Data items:
::::::::::
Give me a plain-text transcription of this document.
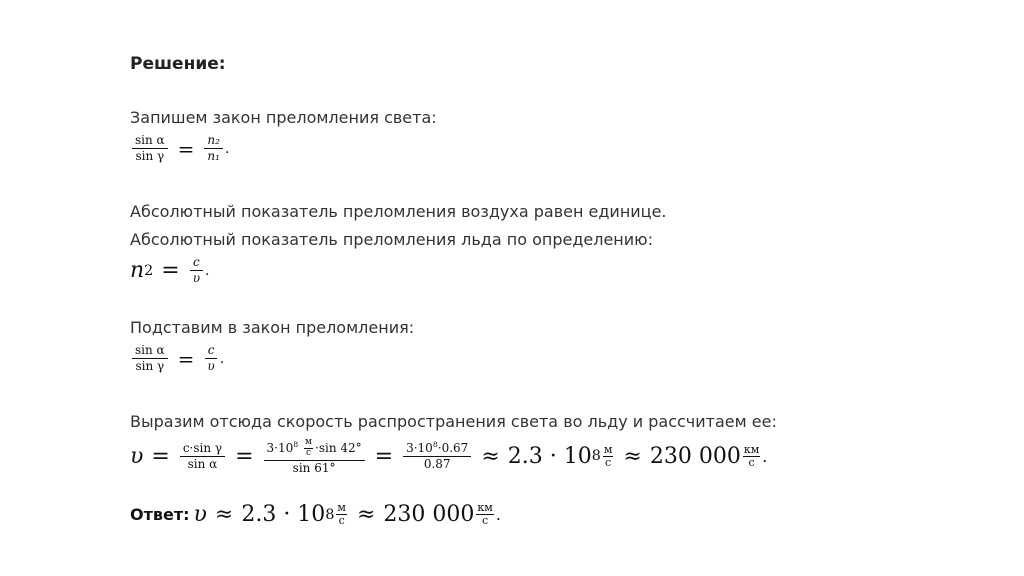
Решение:
Запишем закон преломления света:
$\frac{\text{sin α}}{\text{sin γ}} = \frac{\text{n₂}}{\text{n₁}}$ .
Абсолютный показатель преломления воздуха равен единице.
Абсолютный показатель преломления льда по определению:
n $2 = \frac{c}{\upsilon}$ .
Подставим в закон преломления:
$\frac{\text{sin α}}{\text{sin γ}} = \frac{c}{\upsilon}$ .
Выразим отсюда скорость распространения света во льду и рассчитаем ее:
$\upsilon = \frac{\text{c·sin γ}}{\text{sin α}} = \frac{3\cdot 10^8 \frac{м}{с} \cdot\sin 42^\circ}{\sin 61^\circ} = \frac{3\cdot 10^8\cdot 0.67}{0.87} \approx 2.3 \cdot 10$ $8 \frac{м}{с} \approx 230$ $000 \frac{км}{с}$ .
Ответ: υ ≈ 2.3 · 10 $8 \frac{м}{с} \approx 230$ $000 \frac{км}{с}$ .
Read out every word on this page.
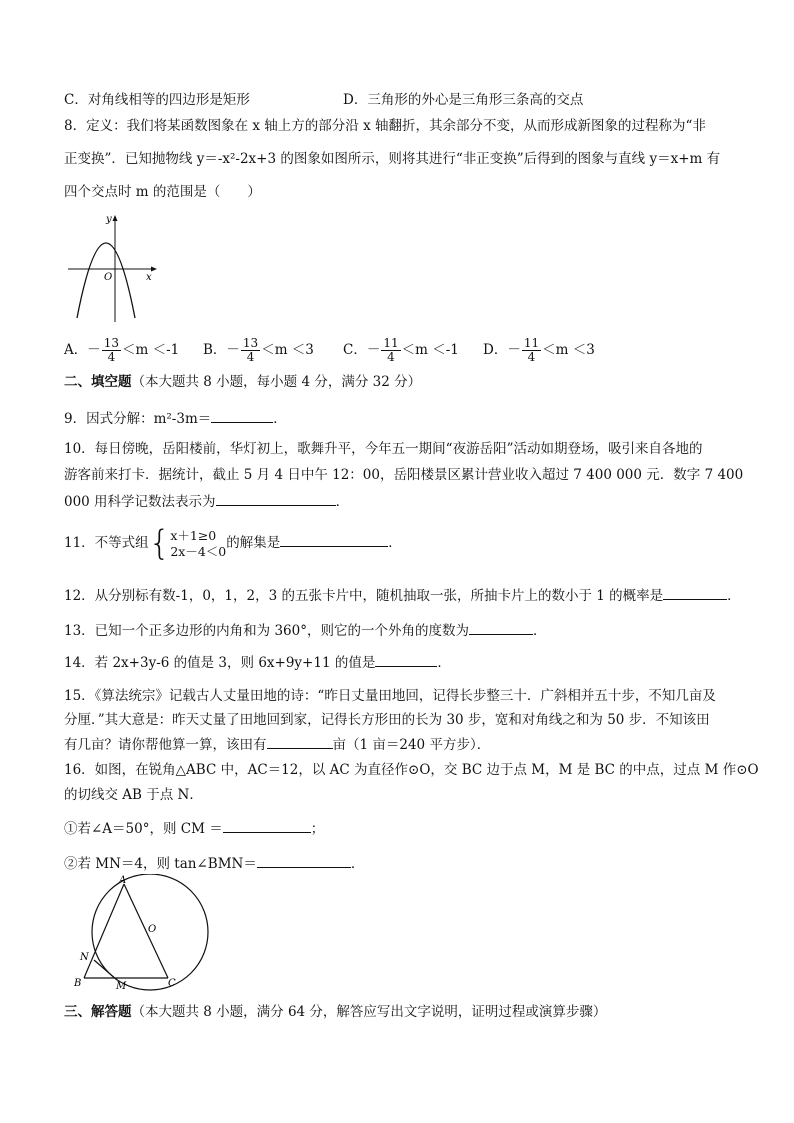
C．对角线相等的四边形是矩形	D．三角形的外心是三角形三条高的交点
8．定义：我们将某函数图象在 x 轴上方的部分沿 x 轴翻折，其余部分不变，从而形成新图象的过程称为“非
正变换”．已知抛物线 y＝-x²-2x+3 的图象如图所示，则将其进行“非正变换”后得到的图象与直线 y＝x+m 有
四个交点时 m 的范围是（　　）
y
O	x
A．－ $\frac{13}{4} <m <-1$ B．－ $\frac{13}{4} <m <3$ C．－ $\frac{11}{4} <m <-1$ D．－ $\frac{11}{4} <m <3$
二、填空题（本大题共 8 小题，每小题 4 分，满分 32 分）
9．因式分解：m²-3m＝	．
10．每日傍晚，岳阳楼前，华灯初上，歌舞升平，今年五一期间“夜游岳阳”活动如期登场，吸引来自各地的
游客前来打卡．据统计，截止 5 月 4 日中午 12：00，岳阳楼景区累计营业收入超过 7 400 000 元．数字 7 400
000 用科学记数法表示为	．
11．不等式组{ x＋1≥0
2x－4＜0 的解集是	．
12．从分别标有数-1，0，1，2，3 的五张卡片中，随机抽取一张，所抽卡片上的数小于 1 的概率是	．
13．已知一个正多边形的内角和为 360°，则它的一个外角的度数为	．
14．若 2x+3y-6 的值是 3，则 6x+9y+11 的值是	．
15．《算法统宗》记载古人丈量田地的诗：“昨日丈量田地回，记得长步整三十．广斜相并五十步，不知几亩及
分厘．”其大意是：昨天丈量了田地回到家，记得长方形田的长为 30 步，宽和对角线之和为 50 步．不知该田
有几亩？请你帮他算一算，该田有	亩（1 亩＝240 平方步）．
16．如图，在锐角△ABC 中，AC＝12，以 AC 为直径作⊙O，交 BC 边于点 M，M 是 BC 的中点，过点 M 作⊙O
的切线交 AB 于点 N．
①若∠A＝50°，则 CM ＝	；
②若 MN＝4，则 tan∠BMN＝	．
A
O
N
B	M	C
三、解答题（本大题共 8 小题，满分 64 分，解答应写出文字说明，证明过程或演算步骤）
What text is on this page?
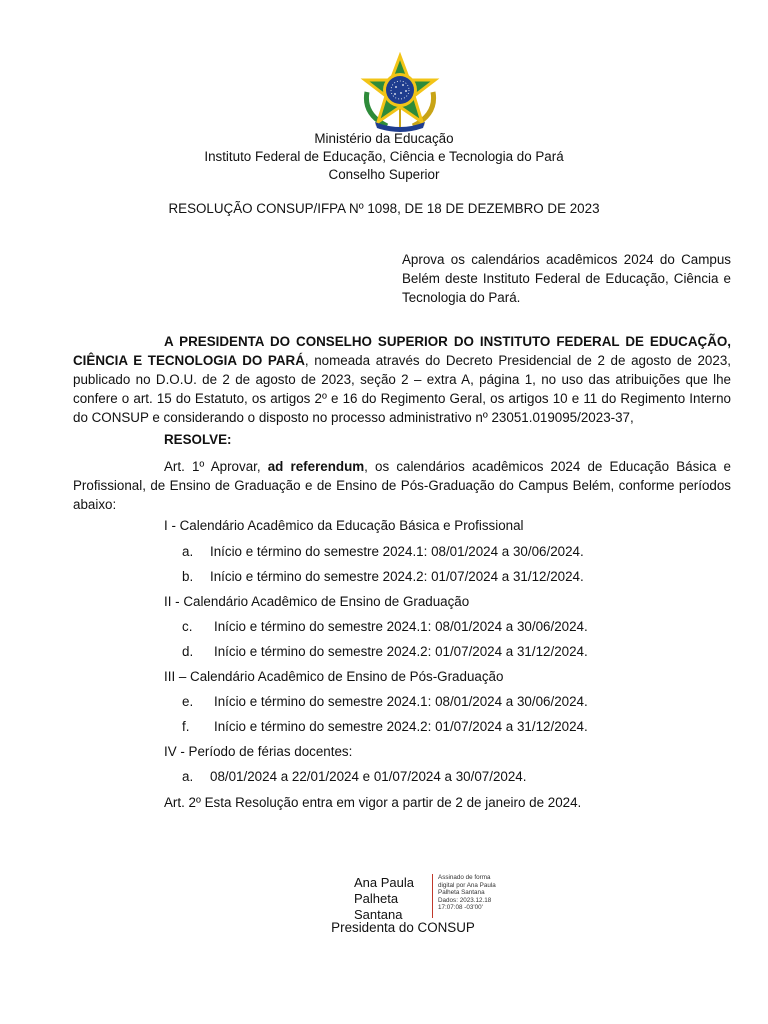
Ministério da Educação
Instituto Federal de Educação, Ciência e Tecnologia do Pará
Conselho Superior
RESOLUÇÃO CONSUP/IFPA Nº 1098, DE 18 DE DEZEMBRO DE 2023
Aprova os calendários acadêmicos 2024 do Campus Belém deste Instituto Federal de Educação, Ciência e Tecnologia do Pará.

A PRESIDENTA DO CONSELHO SUPERIOR DO INSTITUTO FEDERAL DE EDUCAÇÃO, CIÊNCIA E TECNOLOGIA DO PARÁ, nomeada através do Decreto Presidencial de 2 de agosto de 2023, publicado no D.O.U. de 2 de agosto de 2023, seção 2 – extra A, página 1, no uso das atribuições que lhe confere o art. 15 do Estatuto, os artigos 2º e 16 do Regimento Geral, os artigos 10 e 11 do Regimento Interno do CONSUP e considerando o disposto no processo administrativo nº 23051.019095/2023-37,

RESOLVE:

Art. 1º Aprovar, ad referendum, os calendários acadêmicos 2024 de Educação Básica e Profissional, de Ensino de Graduação e de Ensino de Pós-Graduação do Campus Belém, conforme períodos abaixo:

I - Calendário Acadêmico da Educação Básica e Profissional
a. Início e término do semestre 2024.1: 08/01/2024 a 30/06/2024.
b. Início e término do semestre 2024.2: 01/07/2024 a 31/12/2024.
II - Calendário Acadêmico de Ensino de Graduação
c. Início e término do semestre 2024.1: 08/01/2024 a 30/06/2024.
d. Início e término do semestre 2024.2: 01/07/2024 a 31/12/2024.
III – Calendário Acadêmico de Ensino de Pós-Graduação
e. Início e término do semestre 2024.1: 08/01/2024 a 30/06/2024.
f. Início e término do semestre 2024.2: 01/07/2024 a 31/12/2024.
IV - Período de férias docentes:
a. 08/01/2024 a 22/01/2024 e 01/07/2024 a 30/07/2024.
Art. 2º Esta Resolução entra em vigor a partir de 2 de janeiro de 2024.
Ana Paula
Palheta
Santana
Assinado de forma
digital por Ana Paula
Palheta Santana
Dados: 2023.12.18
17:07:08 -03'00'
Presidenta do CONSUP
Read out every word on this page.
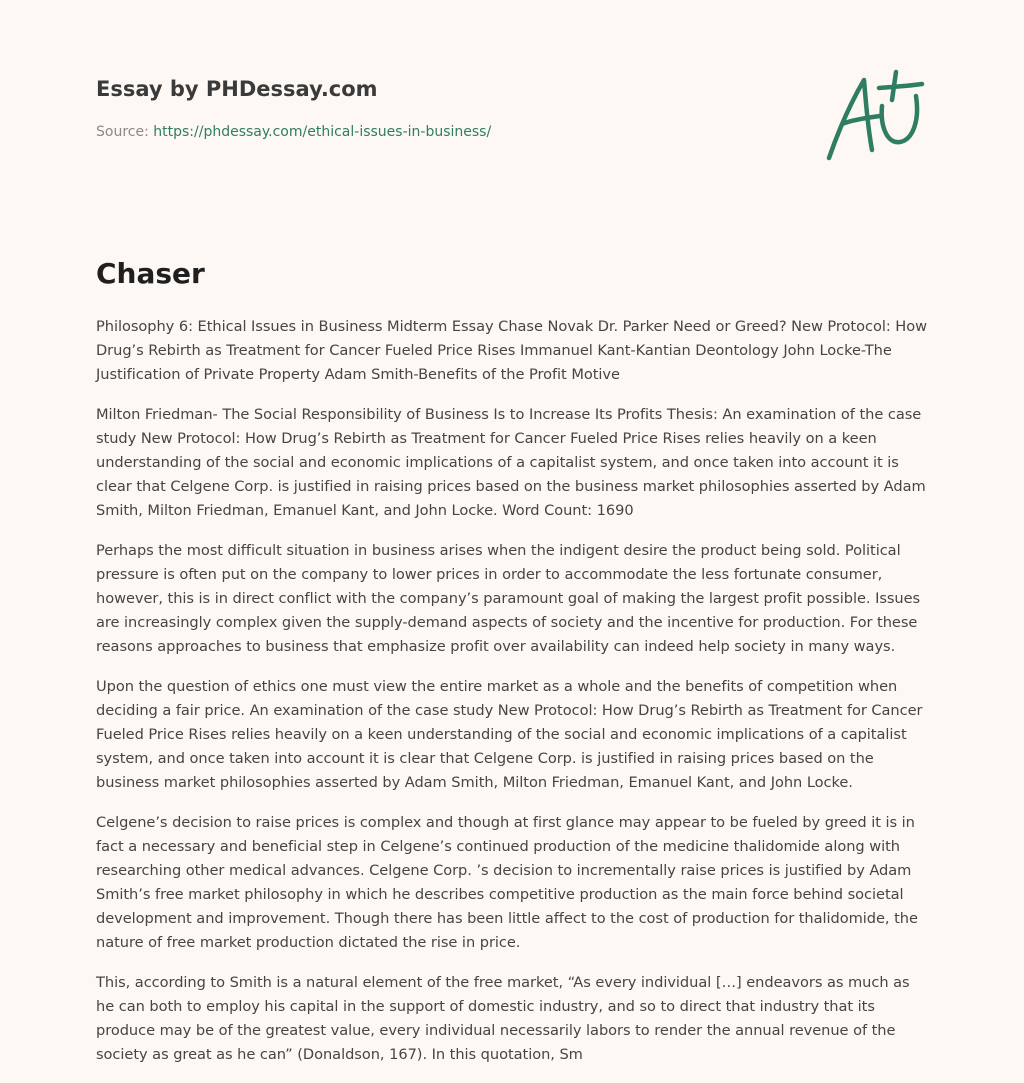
Essay by PHDessay.com
Source: https://phdessay.com/ethical-issues-in-business/
Chaser

Philosophy 6: Ethical Issues in Business Midterm Essay Chase Novak Dr. Parker Need or Greed? New Protocol: How Drug’s Rebirth as Treatment for Cancer Fueled Price Rises Immanuel Kant-Kantian Deontology John Locke-The Justification of Private Property Adam Smith-Benefits of the Profit Motive

Milton Friedman- The Social Responsibility of Business Is to Increase Its Profits Thesis: An examination of the case study New Protocol: How Drug’s Rebirth as Treatment for Cancer Fueled Price Rises relies heavily on a keen understanding of the social and economic implications of a capitalist system, and once taken into account it is clear that Celgene Corp. is justified in raising prices based on the business market philosophies asserted by Adam Smith, Milton Friedman, Emanuel Kant, and John Locke. Word Count: 1690

Perhaps the most difficult situation in business arises when the indigent desire the product being sold. Political pressure is often put on the company to lower prices in order to accommodate the less fortunate consumer, however, this is in direct conflict with the company’s paramount goal of making the largest profit possible. Issues are increasingly complex given the supply-demand aspects of society and the incentive for production. For these reasons approaches to business that emphasize profit over availability can indeed help society in many ways.

Upon the question of ethics one must view the entire market as a whole and the benefits of competition when deciding a fair price. An examination of the case study New Protocol: How Drug’s Rebirth as Treatment for Cancer Fueled Price Rises relies heavily on a keen understanding of the social and economic implications of a capitalist system, and once taken into account it is clear that Celgene Corp. is justified in raising prices based on the business market philosophies asserted by Adam Smith, Milton Friedman, Emanuel Kant, and John Locke.

Celgene’s decision to raise prices is complex and though at first glance may appear to be fueled by greed it is in fact a necessary and beneficial step in Celgene’s continued production of the medicine thalidomide along with researching other medical advances. Celgene Corp. ’s decision to incrementally raise prices is justified by Adam Smith’s free market philosophy in which he describes competitive production as the main force behind societal development and improvement. Though there has been little affect to the cost of production for thalidomide, the nature of free market production dictated the rise in price.

This, according to Smith is a natural element of the free market, “As every individual […] endeavors as much as he can both to employ his capital in the support of domestic industry, and so to direct that industry that its produce may be of the greatest value, every individual necessarily labors to render the annual revenue of the society as great as he can” (Donaldson, 167). In this quotation, Sm
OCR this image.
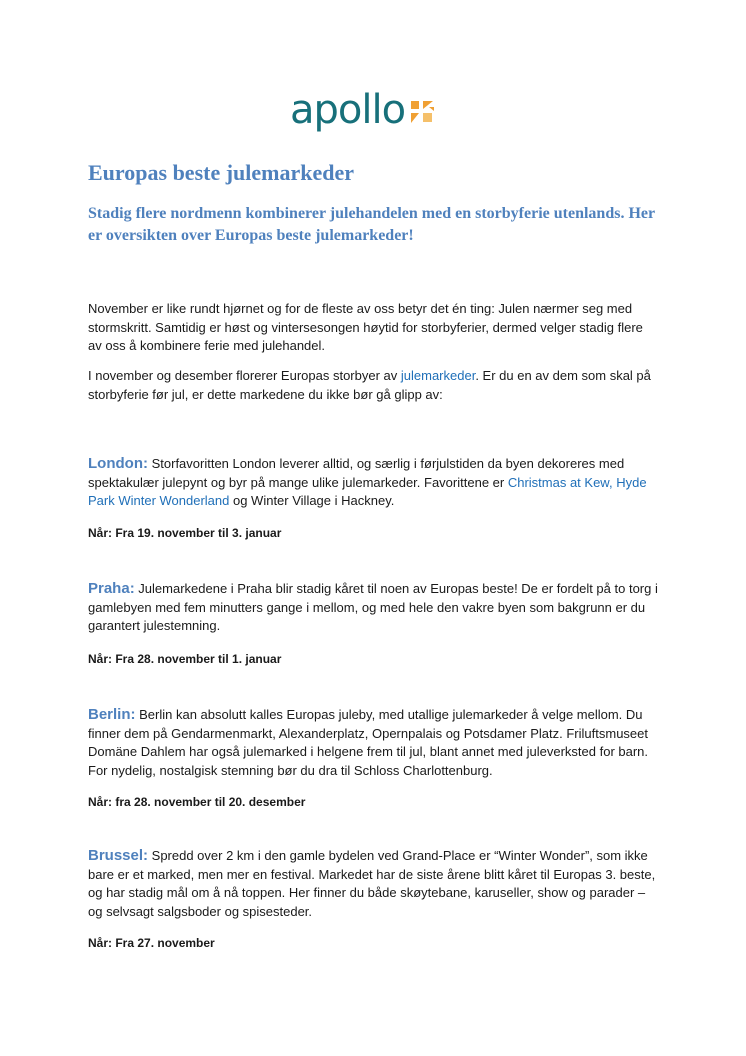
apollo
Europas beste julemarkeder
Stadig flere nordmenn kombinerer julehandelen med en storbyferie utenlands. Her er oversikten over Europas beste julemarkeder!

November er like rundt hjørnet og for de fleste av oss betyr det én ting: Julen nærmer seg med stormskritt. Samtidig er høst og vintersesongen høytid for storbyferier, dermed velger stadig flere av oss å kombinere ferie med julehandel.

I november og desember florerer Europas storbyer av julemarkeder. Er du en av dem som skal på storbyferie før jul, er dette markedene du ikke bør gå glipp av:

London: Storfavoritten London leverer alltid, og særlig i førjulstiden da byen dekoreres med spektakulær julepynt og byr på mange ulike julemarkeder. Favorittene er Christmas at Kew, Hyde Park Winter Wonderland og Winter Village i Hackney.

Når: Fra 19. november til 3. januar

Praha: Julemarkedene i Praha blir stadig kåret til noen av Europas beste! De er fordelt på to torg i gamlebyen med fem minutters gange i mellom, og med hele den vakre byen som bakgrunn er du garantert julestemning.

Når: Fra 28. november til 1. januar

Berlin: Berlin kan absolutt kalles Europas juleby, med utallige julemarkeder å velge mellom. Du finner dem på Gendarmenmarkt, Alexanderplatz, Opernpalais og Potsdamer Platz. Friluftsmuseet Domäne Dahlem har også julemarked i helgene frem til jul, blant annet med juleverksted for barn. For nydelig, nostalgisk stemning bør du dra til Schloss Charlottenburg.

Når: fra 28. november til 20. desember

Brussel: Spredd over 2 km i den gamle bydelen ved Grand-Place er “Winter Wonder”, som ikke bare er et marked, men mer en festival. Markedet har de siste årene blitt kåret til Europas 3. beste, og har stadig mål om å nå toppen. Her finner du både skøytebane, karuseller, show og parader – og selvsagt salgsboder og spisesteder.

Når: Fra 27. november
::::::::::
* _WHAT THE TASK REQUIRES_
Locate the string "semestre" in the listing above and copy every line where it occurs.

* _THE OUTPUT_
a. Início e término do semestre 2024.1: 08/01/2024 a 30/06/2024.
b. Início e término do semestre 2024.2: 01/07/2024 a 31/12/2024.
c. Início e término do semestre 2024.1: 08/01/2024 a 30/06/2024.
d. Início e término do semestre 2024.2: 01/07/2024 a 31/12/2024.
e. Início e término do semestre 2024.1: 08/01/2024 a 30/06/2024.
f. Início e término do semestre 2024.2: 01/07/2024 a 31/12/2024.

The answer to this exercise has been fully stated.